CHALLENGE:
Repeat each entry in full, exactly.

[start RECORDS PROVIDED]

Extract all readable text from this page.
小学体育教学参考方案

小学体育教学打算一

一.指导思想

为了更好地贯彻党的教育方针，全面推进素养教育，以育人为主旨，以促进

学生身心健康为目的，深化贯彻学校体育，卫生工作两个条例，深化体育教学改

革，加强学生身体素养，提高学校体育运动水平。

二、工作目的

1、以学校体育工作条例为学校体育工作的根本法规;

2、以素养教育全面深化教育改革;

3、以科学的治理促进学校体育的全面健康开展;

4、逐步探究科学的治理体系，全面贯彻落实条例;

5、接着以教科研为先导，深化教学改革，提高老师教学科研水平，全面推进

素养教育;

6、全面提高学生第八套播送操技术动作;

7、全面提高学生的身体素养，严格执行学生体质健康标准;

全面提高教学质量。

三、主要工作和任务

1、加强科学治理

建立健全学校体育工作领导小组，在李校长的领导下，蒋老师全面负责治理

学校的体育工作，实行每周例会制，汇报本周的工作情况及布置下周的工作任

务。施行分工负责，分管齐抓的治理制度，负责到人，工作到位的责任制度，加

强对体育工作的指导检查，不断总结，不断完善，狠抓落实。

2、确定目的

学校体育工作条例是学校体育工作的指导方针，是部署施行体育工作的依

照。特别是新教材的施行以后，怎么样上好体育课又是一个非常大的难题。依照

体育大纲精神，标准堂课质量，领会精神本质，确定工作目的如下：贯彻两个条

[end RECORDS PROVIDED]

FULL OUTPUT:
Extract all readable text from this page.
小学体育教学参考方案

小学体育教学打算一

一.指导思想

为了更好地贯彻党的教育方针，全面推进素养教育，以育人为主旨，以促进

学生身心健康为目的，深化贯彻学校体育，卫生工作两个条例，深化体育教学改

革，加强学生身体素养，提高学校体育运动水平。

二、工作目的

1、以学校体育工作条例为学校体育工作的根本法规;

2、以素养教育全面深化教育改革;

3、以科学的治理促进学校体育的全面健康开展;

4、逐步探究科学的治理体系，全面贯彻落实条例;

5、接着以教科研为先导，深化教学改革，提高老师教学科研水平，全面推进

素养教育;

6、全面提高学生第八套播送操技术动作;

7、全面提高学生的身体素养，严格执行学生体质健康标准;

全面提高教学质量。

三、主要工作和任务

1、加强科学治理

建立健全学校体育工作领导小组，在李校长的领导下，蒋老师全面负责治理

学校的体育工作，实行每周例会制，汇报本周的工作情况及布置下周的工作任

务。施行分工负责，分管齐抓的治理制度，负责到人，工作到位的责任制度，加

强对体育工作的指导检查，不断总结，不断完善，狠抓落实。

2、确定目的

学校体育工作条例是学校体育工作的指导方针，是部署施行体育工作的依

照。特别是新教材的施行以后，怎么样上好体育课又是一个非常大的难题。依照

体育大纲精神，标准堂课质量，领会精神本质，确定工作目的如下：贯彻两个条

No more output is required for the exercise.